• Task objective:
The listing below must be repeated word for word, with its images excluded.

** BEGIN **

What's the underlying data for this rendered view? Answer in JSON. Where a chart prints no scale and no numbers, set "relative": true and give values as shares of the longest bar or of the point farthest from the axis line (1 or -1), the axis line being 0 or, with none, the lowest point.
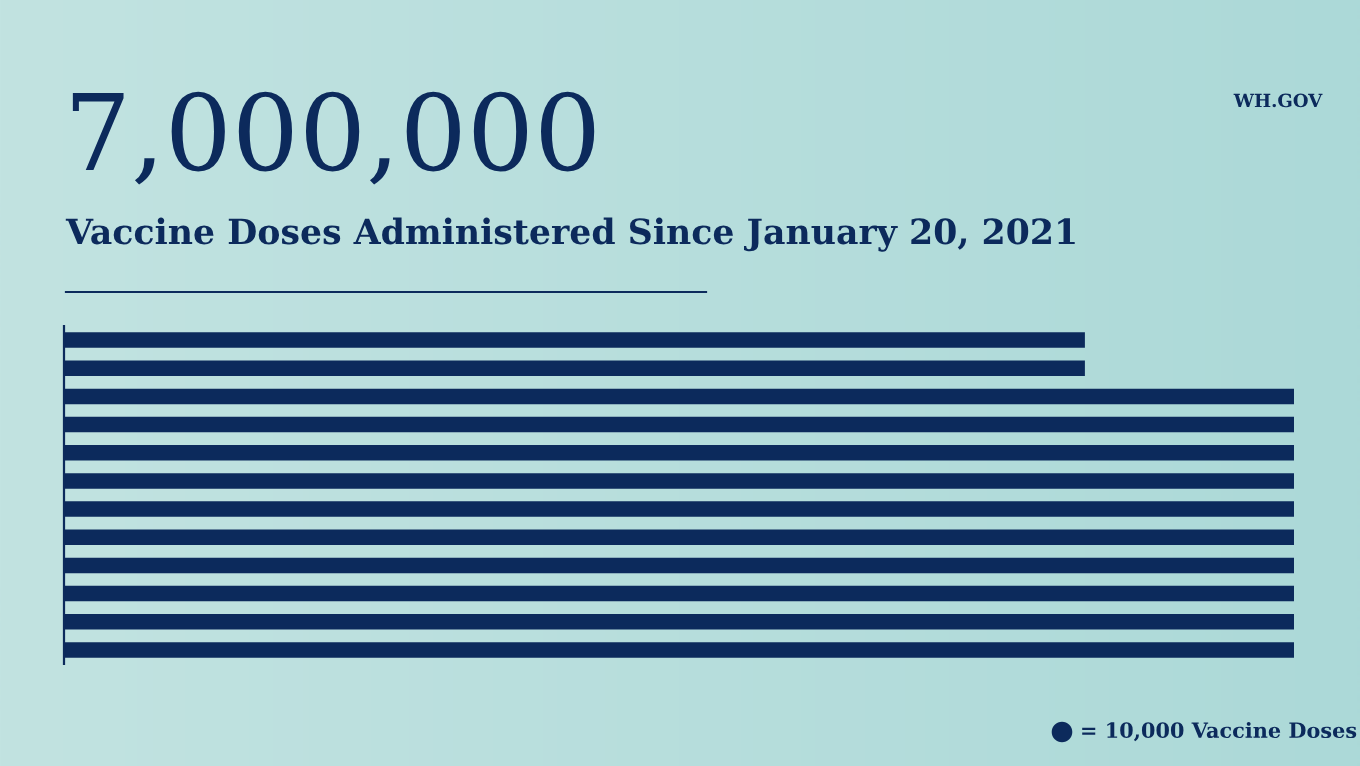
{
  "chart_data": {
    "type": "bar",
    "orientation": "horizontal",
    "relative": true,
    "title": "7,000,000",
    "subtitle": "Vaccine Doses Administered Since January 20, 2021",
    "categories": [
      null,
      null,
      null,
      null,
      null,
      null,
      null,
      null,
      null,
      null,
      null,
      null
    ],
    "values": [
      0.83,
      0.83,
      1,
      1,
      1,
      1,
      1,
      1,
      1,
      1,
      1,
      1
    ],
    "color": "#0c2a5c",
    "annotations": [
      "= 10,000 Vaccine Doses",
      "WH.GOV"
    ]
  }
}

** END **

• Answer to this task:
What's the underlying data for this rendered view? Answer in JSON. Where a chart prints no scale and no numbers, set "relative": true and give values as shares of the longest bar or of the point farthest from the axis line (1 or -1), the axis line being 0 or, with none, the lowest point.
{
  "chart_data": {
    "type": "bar",
    "orientation": "horizontal",
    "relative": true,
    "title": "7,000,000",
    "subtitle": "Vaccine Doses Administered Since January 20, 2021",
    "categories": [
      null,
      null,
      null,
      null,
      null,
      null,
      null,
      null,
      null,
      null,
      null,
      null
    ],
    "values": [
      0.83,
      0.83,
      1,
      1,
      1,
      1,
      1,
      1,
      1,
      1,
      1,
      1
    ],
    "color": "#0c2a5c",
    "annotations": [
      "= 10,000 Vaccine Doses",
      "WH.GOV"
    ]
  }
}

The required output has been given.